Stored entries

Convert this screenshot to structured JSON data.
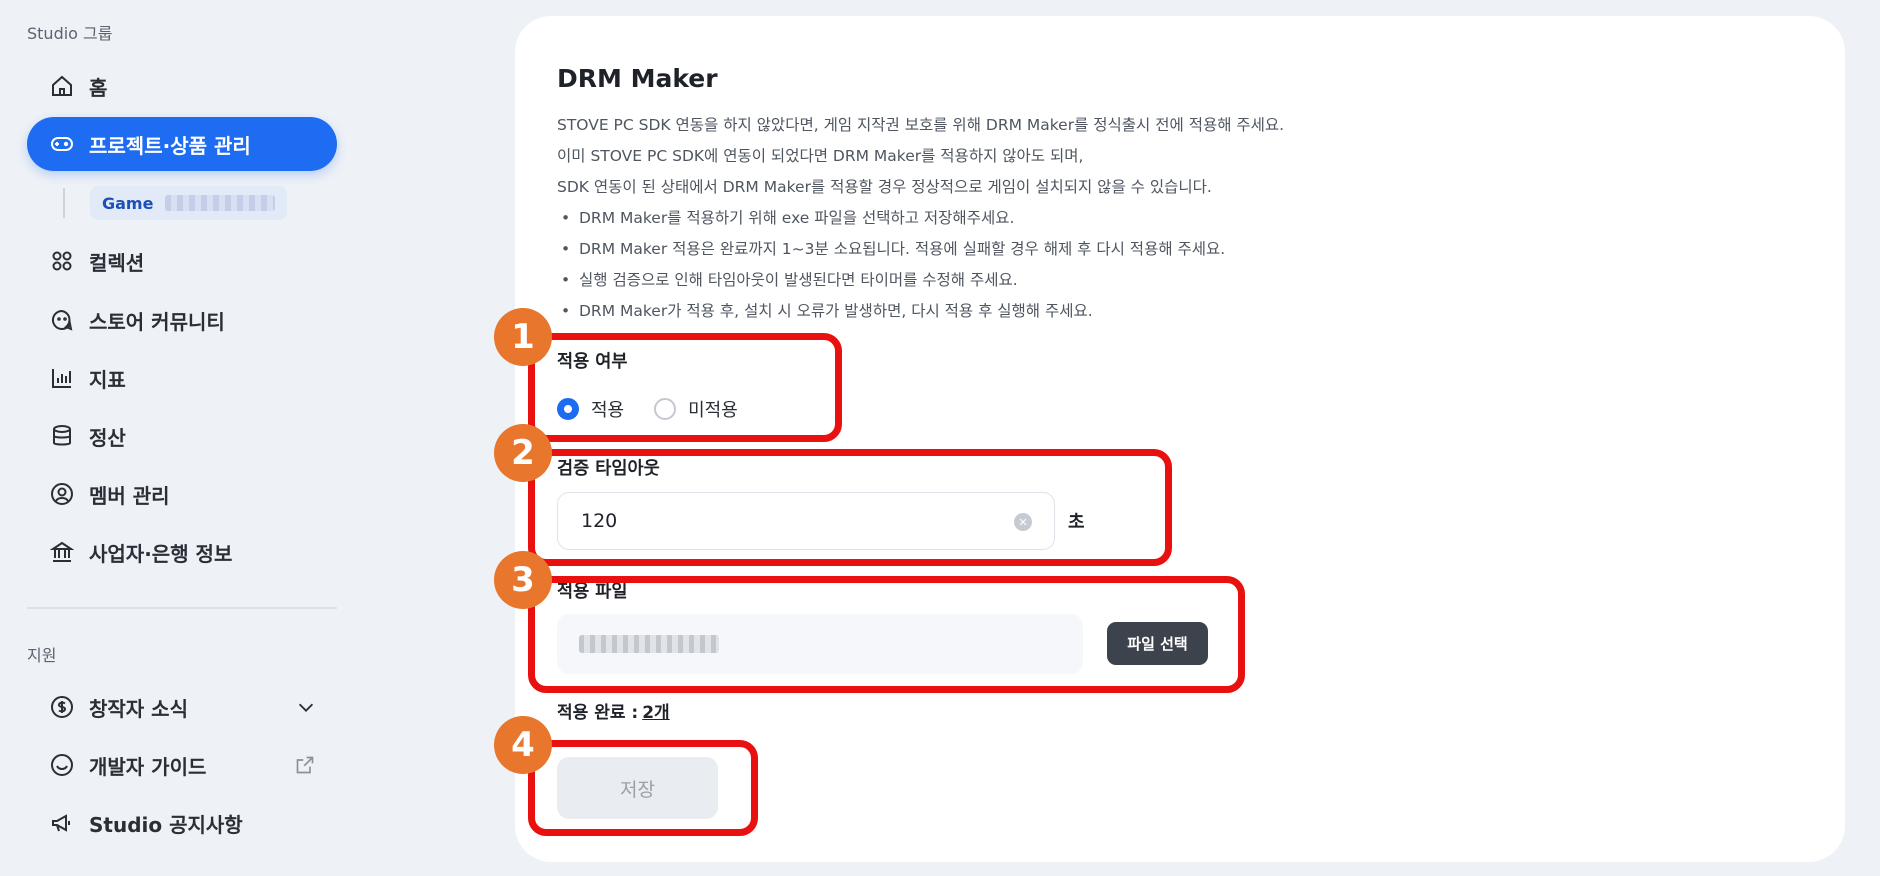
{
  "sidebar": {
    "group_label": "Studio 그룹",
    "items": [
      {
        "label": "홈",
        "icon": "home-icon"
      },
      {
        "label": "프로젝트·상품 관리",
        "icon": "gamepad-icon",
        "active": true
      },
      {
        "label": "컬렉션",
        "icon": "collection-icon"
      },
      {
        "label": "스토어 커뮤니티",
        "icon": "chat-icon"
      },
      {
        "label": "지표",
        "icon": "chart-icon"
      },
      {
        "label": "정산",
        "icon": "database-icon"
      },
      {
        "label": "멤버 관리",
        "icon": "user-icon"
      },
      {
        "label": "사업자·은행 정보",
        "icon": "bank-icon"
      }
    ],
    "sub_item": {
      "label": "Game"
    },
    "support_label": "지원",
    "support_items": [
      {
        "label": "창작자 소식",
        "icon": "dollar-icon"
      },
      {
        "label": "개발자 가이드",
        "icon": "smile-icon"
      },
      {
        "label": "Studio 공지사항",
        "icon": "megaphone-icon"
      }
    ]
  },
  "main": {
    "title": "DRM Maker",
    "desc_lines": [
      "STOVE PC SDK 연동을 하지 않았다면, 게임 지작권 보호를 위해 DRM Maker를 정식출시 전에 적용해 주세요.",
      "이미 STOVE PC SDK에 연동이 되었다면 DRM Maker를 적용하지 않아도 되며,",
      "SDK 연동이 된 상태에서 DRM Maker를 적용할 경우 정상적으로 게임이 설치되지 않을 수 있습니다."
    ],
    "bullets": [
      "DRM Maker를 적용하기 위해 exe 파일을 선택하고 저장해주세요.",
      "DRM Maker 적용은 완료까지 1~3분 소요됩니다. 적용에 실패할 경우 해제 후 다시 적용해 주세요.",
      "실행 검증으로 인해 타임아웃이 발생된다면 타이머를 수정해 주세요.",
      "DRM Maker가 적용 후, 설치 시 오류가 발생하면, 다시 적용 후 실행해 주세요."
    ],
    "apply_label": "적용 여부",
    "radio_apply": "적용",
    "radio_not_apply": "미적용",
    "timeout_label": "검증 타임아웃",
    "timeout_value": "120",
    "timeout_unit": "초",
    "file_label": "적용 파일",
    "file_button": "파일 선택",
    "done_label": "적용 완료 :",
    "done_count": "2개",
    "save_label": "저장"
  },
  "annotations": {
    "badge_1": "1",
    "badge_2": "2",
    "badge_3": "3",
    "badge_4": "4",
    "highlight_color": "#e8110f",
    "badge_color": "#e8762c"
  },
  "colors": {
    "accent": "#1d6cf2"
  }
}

§ DIRECTIONS:
Find every line in the records that contains the word "icon"; copy those lines.

§ ANSWER TO THIS EXERCISE:
        "icon": "home-icon"
        "icon": "gamepad-icon",
        "icon": "collection-icon"
        "icon": "chat-icon"
        "icon": "chart-icon"
        "icon": "database-icon"
        "icon": "user-icon"
        "icon": "bank-icon"
        "icon": "dollar-icon"
        "icon": "smile-icon"
        "icon": "megaphone-icon"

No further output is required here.